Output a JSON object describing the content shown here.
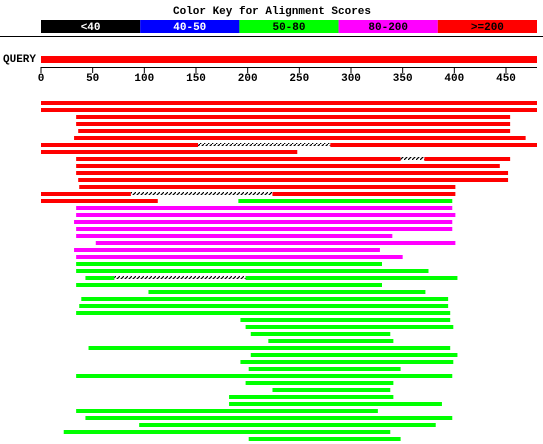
{
  "chart_data": {
    "type": "alignment",
    "title": "Color Key for Alignment Scores",
    "color_key": [
      {
        "label": "<40",
        "color": "#000000"
      },
      {
        "label": "40-50",
        "color": "#0000ff"
      },
      {
        "label": "50-80",
        "color": "#00ff00"
      },
      {
        "label": "80-200",
        "color": "#ff00ff"
      },
      {
        "label": ">=200",
        "color": "#ff0000"
      }
    ],
    "query": {
      "label": "QUERY",
      "start": 0,
      "end": 480,
      "key": 4
    },
    "xlim": [
      0,
      480
    ],
    "xticks": [
      0,
      50,
      100,
      150,
      200,
      250,
      300,
      350,
      400,
      450
    ],
    "hits": [
      [
        {
          "start": 0,
          "end": 480,
          "key": 4
        }
      ],
      [
        {
          "start": 0,
          "end": 480,
          "key": 4
        }
      ],
      [
        {
          "start": 34,
          "end": 454,
          "key": 4
        }
      ],
      [
        {
          "start": 34,
          "end": 454,
          "key": 4
        }
      ],
      [
        {
          "start": 36,
          "end": 454,
          "key": 4
        }
      ],
      [
        {
          "start": 32,
          "end": 469,
          "key": 4
        }
      ],
      [
        {
          "start": 0,
          "end": 152,
          "key": 4
        },
        {
          "start": 152,
          "end": 280,
          "key": null
        },
        {
          "start": 280,
          "end": 480,
          "key": 4
        }
      ],
      [
        {
          "start": 0,
          "end": 248,
          "key": 4
        }
      ],
      [
        {
          "start": 34,
          "end": 348,
          "key": 4
        },
        {
          "start": 348,
          "end": 371,
          "key": null
        },
        {
          "start": 371,
          "end": 454,
          "key": 4
        }
      ],
      [
        {
          "start": 34,
          "end": 444,
          "key": 4
        }
      ],
      [
        {
          "start": 34,
          "end": 452,
          "key": 4
        }
      ],
      [
        {
          "start": 36,
          "end": 452,
          "key": 4
        }
      ],
      [
        {
          "start": 37,
          "end": 401,
          "key": 4
        }
      ],
      [
        {
          "start": 0,
          "end": 87,
          "key": 4
        },
        {
          "start": 87,
          "end": 224,
          "key": null
        },
        {
          "start": 224,
          "end": 401,
          "key": 4
        }
      ],
      [
        {
          "start": 0,
          "end": 113,
          "key": 4
        },
        {
          "start": 191,
          "end": 398,
          "key": 2
        }
      ],
      [
        {
          "start": 34,
          "end": 398,
          "key": 3
        }
      ],
      [
        {
          "start": 34,
          "end": 401,
          "key": 3
        }
      ],
      [
        {
          "start": 32,
          "end": 398,
          "key": 3
        }
      ],
      [
        {
          "start": 34,
          "end": 398,
          "key": 3
        }
      ],
      [
        {
          "start": 34,
          "end": 340,
          "key": 3
        }
      ],
      [
        {
          "start": 53,
          "end": 401,
          "key": 3
        }
      ],
      [
        {
          "start": 32,
          "end": 328,
          "key": 3
        }
      ],
      [
        {
          "start": 34,
          "end": 350,
          "key": 3
        }
      ],
      [
        {
          "start": 34,
          "end": 330,
          "key": 2
        }
      ],
      [
        {
          "start": 34,
          "end": 375,
          "key": 2
        }
      ],
      [
        {
          "start": 43,
          "end": 71,
          "key": 2
        },
        {
          "start": 71,
          "end": 198,
          "key": null
        },
        {
          "start": 198,
          "end": 403,
          "key": 2
        }
      ],
      [
        {
          "start": 34,
          "end": 330,
          "key": 2
        }
      ],
      [
        {
          "start": 104,
          "end": 372,
          "key": 2
        }
      ],
      [
        {
          "start": 39,
          "end": 394,
          "key": 2
        }
      ],
      [
        {
          "start": 37,
          "end": 394,
          "key": 2
        }
      ],
      [
        {
          "start": 34,
          "end": 396,
          "key": 2
        }
      ],
      [
        {
          "start": 193,
          "end": 396,
          "key": 2
        }
      ],
      [
        {
          "start": 198,
          "end": 399,
          "key": 2
        }
      ],
      [
        {
          "start": 203,
          "end": 338,
          "key": 2
        }
      ],
      [
        {
          "start": 220,
          "end": 341,
          "key": 2
        }
      ],
      [
        {
          "start": 46,
          "end": 396,
          "key": 2
        }
      ],
      [
        {
          "start": 203,
          "end": 403,
          "key": 2
        }
      ],
      [
        {
          "start": 193,
          "end": 399,
          "key": 2
        }
      ],
      [
        {
          "start": 201,
          "end": 348,
          "key": 2
        }
      ],
      [
        {
          "start": 34,
          "end": 398,
          "key": 2
        }
      ],
      [
        {
          "start": 198,
          "end": 341,
          "key": 2
        }
      ],
      [
        {
          "start": 224,
          "end": 338,
          "key": 2
        }
      ],
      [
        {
          "start": 182,
          "end": 341,
          "key": 2
        }
      ],
      [
        {
          "start": 182,
          "end": 388,
          "key": 2
        }
      ],
      [
        {
          "start": 34,
          "end": 326,
          "key": 2
        }
      ],
      [
        {
          "start": 43,
          "end": 398,
          "key": 2
        }
      ],
      [
        {
          "start": 95,
          "end": 382,
          "key": 2
        }
      ],
      [
        {
          "start": 22,
          "end": 338,
          "key": 2
        }
      ],
      [
        {
          "start": 201,
          "end": 348,
          "key": 2
        }
      ]
    ]
  }
}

• • • • • • •

» **Given exercise**
Extract lines where the string "label" occurs.

» **Solution**
        "label": "<40",
        "label": "40-50",
        "label": "50-80",
        "label": "80-200",
        "label": ">=200",
      "label": "QUERY",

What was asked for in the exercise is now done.